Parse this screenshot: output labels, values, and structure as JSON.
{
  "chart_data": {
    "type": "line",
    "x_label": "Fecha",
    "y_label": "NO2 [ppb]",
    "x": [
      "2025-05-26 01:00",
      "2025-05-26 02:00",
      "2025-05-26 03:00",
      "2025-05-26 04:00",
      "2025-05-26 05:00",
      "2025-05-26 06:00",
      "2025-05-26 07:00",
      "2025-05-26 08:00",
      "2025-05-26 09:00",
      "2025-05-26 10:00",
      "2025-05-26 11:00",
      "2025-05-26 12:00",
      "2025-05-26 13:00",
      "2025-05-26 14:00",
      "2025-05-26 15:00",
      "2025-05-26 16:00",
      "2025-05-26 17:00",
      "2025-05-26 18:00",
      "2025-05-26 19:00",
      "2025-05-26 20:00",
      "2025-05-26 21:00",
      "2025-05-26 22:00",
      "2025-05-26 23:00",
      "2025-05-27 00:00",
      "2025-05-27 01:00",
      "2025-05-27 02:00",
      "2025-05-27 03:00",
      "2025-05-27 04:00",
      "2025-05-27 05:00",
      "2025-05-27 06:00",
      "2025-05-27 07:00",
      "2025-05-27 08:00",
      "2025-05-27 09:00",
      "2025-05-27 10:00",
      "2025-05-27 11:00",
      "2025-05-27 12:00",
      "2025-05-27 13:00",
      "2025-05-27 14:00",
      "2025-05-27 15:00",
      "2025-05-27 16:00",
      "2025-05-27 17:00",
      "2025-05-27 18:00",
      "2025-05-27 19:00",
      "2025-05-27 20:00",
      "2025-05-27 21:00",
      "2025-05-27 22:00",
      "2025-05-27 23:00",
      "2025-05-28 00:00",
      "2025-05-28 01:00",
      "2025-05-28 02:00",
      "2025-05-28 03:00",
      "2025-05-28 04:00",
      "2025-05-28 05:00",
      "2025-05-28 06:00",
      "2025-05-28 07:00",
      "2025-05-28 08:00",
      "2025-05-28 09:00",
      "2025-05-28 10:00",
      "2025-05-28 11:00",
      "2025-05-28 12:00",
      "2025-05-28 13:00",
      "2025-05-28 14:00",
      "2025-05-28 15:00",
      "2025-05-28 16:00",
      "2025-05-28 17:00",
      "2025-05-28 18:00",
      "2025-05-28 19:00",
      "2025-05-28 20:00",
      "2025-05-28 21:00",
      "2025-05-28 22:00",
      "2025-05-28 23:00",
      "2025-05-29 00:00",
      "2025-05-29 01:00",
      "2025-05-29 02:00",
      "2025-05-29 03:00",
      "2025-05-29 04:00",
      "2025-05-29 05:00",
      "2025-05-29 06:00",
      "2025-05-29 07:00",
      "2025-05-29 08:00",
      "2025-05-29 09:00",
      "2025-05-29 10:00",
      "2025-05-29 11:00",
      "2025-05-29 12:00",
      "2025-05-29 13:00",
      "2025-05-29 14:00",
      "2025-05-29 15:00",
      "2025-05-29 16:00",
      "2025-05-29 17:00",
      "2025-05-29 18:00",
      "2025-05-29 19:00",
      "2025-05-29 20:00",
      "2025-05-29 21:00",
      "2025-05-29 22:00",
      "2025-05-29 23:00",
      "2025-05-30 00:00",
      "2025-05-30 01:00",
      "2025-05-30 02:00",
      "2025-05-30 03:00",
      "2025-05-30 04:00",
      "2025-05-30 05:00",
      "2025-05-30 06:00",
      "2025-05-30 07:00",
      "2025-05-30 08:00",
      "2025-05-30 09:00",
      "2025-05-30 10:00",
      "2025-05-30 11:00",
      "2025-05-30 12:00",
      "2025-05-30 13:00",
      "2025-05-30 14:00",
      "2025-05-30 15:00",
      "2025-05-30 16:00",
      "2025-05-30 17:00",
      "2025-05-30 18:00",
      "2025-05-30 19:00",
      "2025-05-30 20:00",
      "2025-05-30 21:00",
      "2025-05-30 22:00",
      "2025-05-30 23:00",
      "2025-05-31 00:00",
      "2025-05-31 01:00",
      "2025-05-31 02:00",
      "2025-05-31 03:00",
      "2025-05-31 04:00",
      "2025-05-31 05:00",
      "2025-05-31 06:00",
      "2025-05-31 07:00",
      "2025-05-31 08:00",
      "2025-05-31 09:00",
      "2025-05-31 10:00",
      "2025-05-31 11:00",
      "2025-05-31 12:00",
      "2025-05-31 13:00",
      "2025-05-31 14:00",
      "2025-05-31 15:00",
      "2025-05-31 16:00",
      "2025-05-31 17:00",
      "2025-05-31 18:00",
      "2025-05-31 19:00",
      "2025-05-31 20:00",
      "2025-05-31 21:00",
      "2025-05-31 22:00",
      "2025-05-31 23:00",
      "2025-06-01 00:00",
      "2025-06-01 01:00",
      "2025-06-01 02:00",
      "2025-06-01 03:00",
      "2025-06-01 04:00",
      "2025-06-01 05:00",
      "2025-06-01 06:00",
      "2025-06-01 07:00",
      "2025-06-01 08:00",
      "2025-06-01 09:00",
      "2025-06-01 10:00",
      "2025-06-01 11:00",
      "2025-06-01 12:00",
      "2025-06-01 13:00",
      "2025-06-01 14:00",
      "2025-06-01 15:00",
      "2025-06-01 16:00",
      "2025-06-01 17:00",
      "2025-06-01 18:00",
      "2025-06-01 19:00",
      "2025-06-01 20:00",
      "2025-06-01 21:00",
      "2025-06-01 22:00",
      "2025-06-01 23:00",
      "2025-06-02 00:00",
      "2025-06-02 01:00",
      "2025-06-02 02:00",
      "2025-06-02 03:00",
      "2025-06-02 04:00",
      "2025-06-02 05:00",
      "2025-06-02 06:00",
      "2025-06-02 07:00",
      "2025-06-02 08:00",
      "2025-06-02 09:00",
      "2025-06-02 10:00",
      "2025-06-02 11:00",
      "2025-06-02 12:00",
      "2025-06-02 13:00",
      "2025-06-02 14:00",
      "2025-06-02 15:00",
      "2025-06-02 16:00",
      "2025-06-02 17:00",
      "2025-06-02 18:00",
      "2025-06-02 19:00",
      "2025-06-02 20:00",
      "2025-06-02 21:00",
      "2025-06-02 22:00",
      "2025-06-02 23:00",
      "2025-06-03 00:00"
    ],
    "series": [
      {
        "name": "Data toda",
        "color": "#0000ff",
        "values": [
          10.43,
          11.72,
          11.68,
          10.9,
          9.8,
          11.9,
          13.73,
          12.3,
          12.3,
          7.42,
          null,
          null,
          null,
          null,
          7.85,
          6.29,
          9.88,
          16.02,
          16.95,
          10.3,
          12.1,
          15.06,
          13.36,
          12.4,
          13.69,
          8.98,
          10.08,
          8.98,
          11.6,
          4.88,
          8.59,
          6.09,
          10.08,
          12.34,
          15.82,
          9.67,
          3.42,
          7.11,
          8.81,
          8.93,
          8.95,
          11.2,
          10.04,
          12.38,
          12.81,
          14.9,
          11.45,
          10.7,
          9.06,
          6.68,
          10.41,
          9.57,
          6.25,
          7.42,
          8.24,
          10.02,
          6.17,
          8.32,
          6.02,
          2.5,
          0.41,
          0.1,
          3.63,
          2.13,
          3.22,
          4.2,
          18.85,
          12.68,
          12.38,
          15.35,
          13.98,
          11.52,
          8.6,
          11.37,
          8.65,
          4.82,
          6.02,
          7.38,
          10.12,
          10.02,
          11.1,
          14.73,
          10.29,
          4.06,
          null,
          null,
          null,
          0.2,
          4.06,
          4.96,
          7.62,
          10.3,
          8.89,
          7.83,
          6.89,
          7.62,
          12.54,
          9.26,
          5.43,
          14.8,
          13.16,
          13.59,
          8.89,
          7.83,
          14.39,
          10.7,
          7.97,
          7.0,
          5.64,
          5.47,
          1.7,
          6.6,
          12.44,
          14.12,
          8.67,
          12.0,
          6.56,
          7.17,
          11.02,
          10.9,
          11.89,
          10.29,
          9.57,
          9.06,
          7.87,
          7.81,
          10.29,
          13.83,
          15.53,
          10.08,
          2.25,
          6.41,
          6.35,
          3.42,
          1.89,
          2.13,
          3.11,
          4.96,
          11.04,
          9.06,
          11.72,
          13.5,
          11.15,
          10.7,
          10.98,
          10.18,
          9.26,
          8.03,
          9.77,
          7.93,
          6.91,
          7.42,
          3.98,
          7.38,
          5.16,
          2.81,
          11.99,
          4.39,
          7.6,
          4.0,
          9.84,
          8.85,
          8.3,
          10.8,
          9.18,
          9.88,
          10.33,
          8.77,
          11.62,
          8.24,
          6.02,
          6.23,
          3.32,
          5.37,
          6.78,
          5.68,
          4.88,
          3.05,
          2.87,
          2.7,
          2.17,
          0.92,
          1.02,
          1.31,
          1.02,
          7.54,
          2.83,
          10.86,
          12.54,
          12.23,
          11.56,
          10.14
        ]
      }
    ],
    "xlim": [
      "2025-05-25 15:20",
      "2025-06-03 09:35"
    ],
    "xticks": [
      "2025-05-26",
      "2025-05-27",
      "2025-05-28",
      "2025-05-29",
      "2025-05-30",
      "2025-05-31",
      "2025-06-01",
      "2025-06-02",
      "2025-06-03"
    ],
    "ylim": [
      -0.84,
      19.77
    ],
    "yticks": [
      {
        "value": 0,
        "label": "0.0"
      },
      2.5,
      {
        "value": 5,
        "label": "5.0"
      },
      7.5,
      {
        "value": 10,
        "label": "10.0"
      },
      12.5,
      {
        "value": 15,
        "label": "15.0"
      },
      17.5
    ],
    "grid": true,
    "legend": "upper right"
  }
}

...

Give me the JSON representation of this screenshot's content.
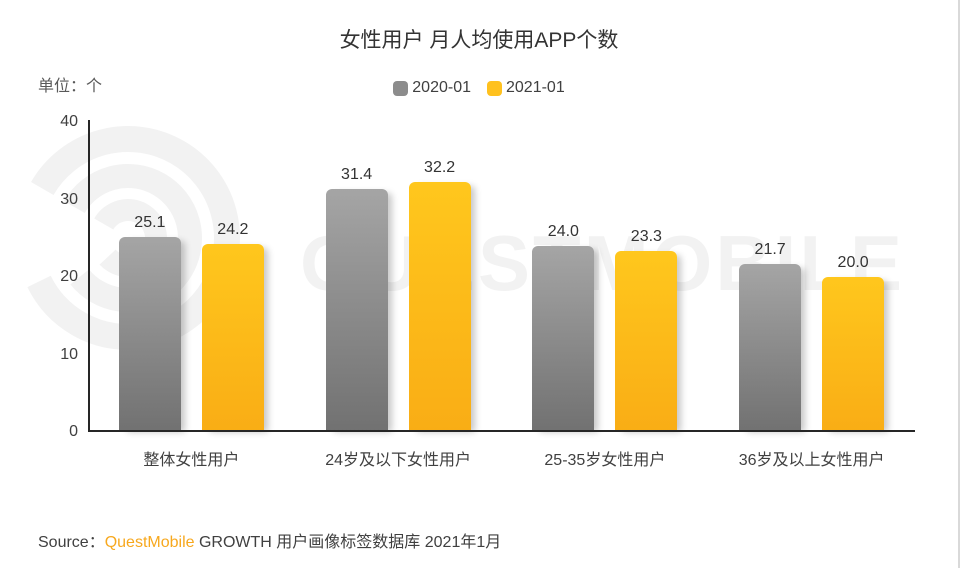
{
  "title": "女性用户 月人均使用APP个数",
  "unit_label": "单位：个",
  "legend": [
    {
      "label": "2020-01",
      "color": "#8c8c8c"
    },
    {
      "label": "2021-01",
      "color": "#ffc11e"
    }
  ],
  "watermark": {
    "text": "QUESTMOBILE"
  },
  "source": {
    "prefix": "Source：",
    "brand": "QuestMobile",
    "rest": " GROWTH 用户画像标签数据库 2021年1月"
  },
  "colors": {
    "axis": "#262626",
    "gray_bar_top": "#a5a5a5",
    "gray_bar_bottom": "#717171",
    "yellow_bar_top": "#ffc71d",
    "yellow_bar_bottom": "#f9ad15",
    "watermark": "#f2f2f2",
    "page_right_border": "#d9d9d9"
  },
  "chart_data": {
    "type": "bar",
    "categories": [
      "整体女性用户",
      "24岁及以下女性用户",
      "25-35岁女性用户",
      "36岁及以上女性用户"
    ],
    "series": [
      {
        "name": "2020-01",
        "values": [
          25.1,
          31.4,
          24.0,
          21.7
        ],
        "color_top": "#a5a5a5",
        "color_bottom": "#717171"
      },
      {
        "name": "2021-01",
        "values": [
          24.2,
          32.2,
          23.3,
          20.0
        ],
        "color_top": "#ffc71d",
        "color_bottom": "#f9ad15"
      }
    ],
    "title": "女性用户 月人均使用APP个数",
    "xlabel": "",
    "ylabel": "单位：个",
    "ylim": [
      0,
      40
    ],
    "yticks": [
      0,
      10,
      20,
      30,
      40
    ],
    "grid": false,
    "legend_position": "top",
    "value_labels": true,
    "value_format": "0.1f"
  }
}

§ **REQUIREMENTS**
From the entries above, extract each line containing "this".

§ **CORRECT RESPONSE**
Parse this screenshot: output labels, values, and structure as JSON.
Give me the JSON representation of this screenshot's content.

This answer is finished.